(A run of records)
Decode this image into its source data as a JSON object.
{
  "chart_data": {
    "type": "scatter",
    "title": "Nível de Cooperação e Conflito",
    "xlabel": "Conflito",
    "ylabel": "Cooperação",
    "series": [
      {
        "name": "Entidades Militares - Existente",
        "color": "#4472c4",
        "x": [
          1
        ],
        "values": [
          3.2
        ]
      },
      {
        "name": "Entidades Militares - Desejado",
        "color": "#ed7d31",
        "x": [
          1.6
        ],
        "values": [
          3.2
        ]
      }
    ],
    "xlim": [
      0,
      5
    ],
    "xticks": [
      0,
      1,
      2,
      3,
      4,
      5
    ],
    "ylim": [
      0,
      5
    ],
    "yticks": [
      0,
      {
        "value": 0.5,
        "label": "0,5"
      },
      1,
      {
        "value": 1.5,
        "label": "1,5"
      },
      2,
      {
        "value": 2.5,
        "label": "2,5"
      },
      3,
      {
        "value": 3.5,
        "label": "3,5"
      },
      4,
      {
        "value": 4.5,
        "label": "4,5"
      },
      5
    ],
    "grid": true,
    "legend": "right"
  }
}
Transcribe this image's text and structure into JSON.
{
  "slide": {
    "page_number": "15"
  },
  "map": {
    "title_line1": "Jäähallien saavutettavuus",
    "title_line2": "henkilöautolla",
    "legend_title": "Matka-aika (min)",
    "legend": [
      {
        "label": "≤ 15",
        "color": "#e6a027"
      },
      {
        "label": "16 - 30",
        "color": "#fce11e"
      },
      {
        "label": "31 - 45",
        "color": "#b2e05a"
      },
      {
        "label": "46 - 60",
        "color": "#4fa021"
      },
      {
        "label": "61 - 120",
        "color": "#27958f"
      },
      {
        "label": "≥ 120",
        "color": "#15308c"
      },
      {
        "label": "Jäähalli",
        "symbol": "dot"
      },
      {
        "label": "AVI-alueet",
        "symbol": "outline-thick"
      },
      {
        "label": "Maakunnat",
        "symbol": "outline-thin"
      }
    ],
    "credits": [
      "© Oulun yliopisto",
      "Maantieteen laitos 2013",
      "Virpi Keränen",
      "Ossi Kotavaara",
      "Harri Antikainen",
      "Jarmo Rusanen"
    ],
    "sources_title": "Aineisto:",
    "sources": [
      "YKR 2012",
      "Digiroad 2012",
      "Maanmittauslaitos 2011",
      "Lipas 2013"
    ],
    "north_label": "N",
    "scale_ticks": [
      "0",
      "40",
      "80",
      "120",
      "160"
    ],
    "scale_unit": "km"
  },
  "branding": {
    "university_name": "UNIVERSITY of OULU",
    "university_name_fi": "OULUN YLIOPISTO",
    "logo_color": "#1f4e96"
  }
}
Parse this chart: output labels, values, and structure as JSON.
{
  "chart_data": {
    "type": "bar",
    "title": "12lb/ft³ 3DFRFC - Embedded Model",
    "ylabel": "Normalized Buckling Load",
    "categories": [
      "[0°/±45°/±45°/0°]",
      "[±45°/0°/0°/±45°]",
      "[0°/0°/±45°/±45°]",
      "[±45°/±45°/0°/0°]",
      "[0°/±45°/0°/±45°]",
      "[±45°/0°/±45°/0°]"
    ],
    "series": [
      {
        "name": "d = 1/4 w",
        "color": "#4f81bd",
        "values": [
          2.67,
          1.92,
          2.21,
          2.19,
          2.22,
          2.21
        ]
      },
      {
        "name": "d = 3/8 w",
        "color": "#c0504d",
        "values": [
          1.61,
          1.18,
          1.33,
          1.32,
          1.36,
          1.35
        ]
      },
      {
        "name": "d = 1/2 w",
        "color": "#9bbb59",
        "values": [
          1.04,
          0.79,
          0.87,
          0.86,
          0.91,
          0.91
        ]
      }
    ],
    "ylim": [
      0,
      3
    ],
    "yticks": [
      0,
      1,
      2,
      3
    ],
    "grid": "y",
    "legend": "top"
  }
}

**Directive**
Reproduce the full set of records precisely.

**Solution to the problem**
Decode this image into its source data as a JSON object.
{
  "chart_data": {
    "type": "scatter",
    "title": "Nível de Cooperação e Conflito",
    "xlabel": "Conflito",
    "ylabel": "Cooperação",
    "series": [
      {
        "name": "Entidades Militares - Existente",
        "color": "#4472c4",
        "x": [
          1
        ],
        "values": [
          3.2
        ]
      },
      {
        "name": "Entidades Militares - Desejado",
        "color": "#ed7d31",
        "x": [
          1.6
        ],
        "values": [
          3.2
        ]
      }
    ],
    "xlim": [
      0,
      5
    ],
    "xticks": [
      0,
      1,
      2,
      3,
      4,
      5
    ],
    "ylim": [
      0,
      5
    ],
    "yticks": [
      0,
      {
        "value": 0.5,
        "label": "0,5"
      },
      1,
      {
        "value": 1.5,
        "label": "1,5"
      },
      2,
      {
        "value": 2.5,
        "label": "2,5"
      },
      3,
      {
        "value": 3.5,
        "label": "3,5"
      },
      4,
      {
        "value": 4.5,
        "label": "4,5"
      },
      5
    ],
    "grid": true,
    "legend": "right"
  }
}
Transcribe this image's text and structure into JSON.
{
  "slide": {
    "page_number": "15"
  },
  "map": {
    "title_line1": "Jäähallien saavutettavuus",
    "title_line2": "henkilöautolla",
    "legend_title": "Matka-aika (min)",
    "legend": [
      {
        "label": "≤ 15",
        "color": "#e6a027"
      },
      {
        "label": "16 - 30",
        "color": "#fce11e"
      },
      {
        "label": "31 - 45",
        "color": "#b2e05a"
      },
      {
        "label": "46 - 60",
        "color": "#4fa021"
      },
      {
        "label": "61 - 120",
        "color": "#27958f"
      },
      {
        "label": "≥ 120",
        "color": "#15308c"
      },
      {
        "label": "Jäähalli",
        "symbol": "dot"
      },
      {
        "label": "AVI-alueet",
        "symbol": "outline-thick"
      },
      {
        "label": "Maakunnat",
        "symbol": "outline-thin"
      }
    ],
    "credits": [
      "© Oulun yliopisto",
      "Maantieteen laitos 2013",
      "Virpi Keränen",
      "Ossi Kotavaara",
      "Harri Antikainen",
      "Jarmo Rusanen"
    ],
    "sources_title": "Aineisto:",
    "sources": [
      "YKR 2012",
      "Digiroad 2012",
      "Maanmittauslaitos 2011",
      "Lipas 2013"
    ],
    "north_label": "N",
    "scale_ticks": [
      "0",
      "40",
      "80",
      "120",
      "160"
    ],
    "scale_unit": "km"
  },
  "branding": {
    "university_name": "UNIVERSITY of OULU",
    "university_name_fi": "OULUN YLIOPISTO",
    "logo_color": "#1f4e96"
  }
}
Parse this chart: output labels, values, and structure as JSON.
{
  "chart_data": {
    "type": "bar",
    "title": "12lb/ft³ 3DFRFC - Embedded Model",
    "ylabel": "Normalized Buckling Load",
    "categories": [
      "[0°/±45°/±45°/0°]",
      "[±45°/0°/0°/±45°]",
      "[0°/0°/±45°/±45°]",
      "[±45°/±45°/0°/0°]",
      "[0°/±45°/0°/±45°]",
      "[±45°/0°/±45°/0°]"
    ],
    "series": [
      {
        "name": "d = 1/4 w",
        "color": "#4f81bd",
        "values": [
          2.67,
          1.92,
          2.21,
          2.19,
          2.22,
          2.21
        ]
      },
      {
        "name": "d = 3/8 w",
        "color": "#c0504d",
        "values": [
          1.61,
          1.18,
          1.33,
          1.32,
          1.36,
          1.35
        ]
      },
      {
        "name": "d = 1/2 w",
        "color": "#9bbb59",
        "values": [
          1.04,
          0.79,
          0.87,
          0.86,
          0.91,
          0.91
        ]
      }
    ],
    "ylim": [
      0,
      3
    ],
    "yticks": [
      0,
      1,
      2,
      3
    ],
    "grid": "y",
    "legend": "top"
  }
}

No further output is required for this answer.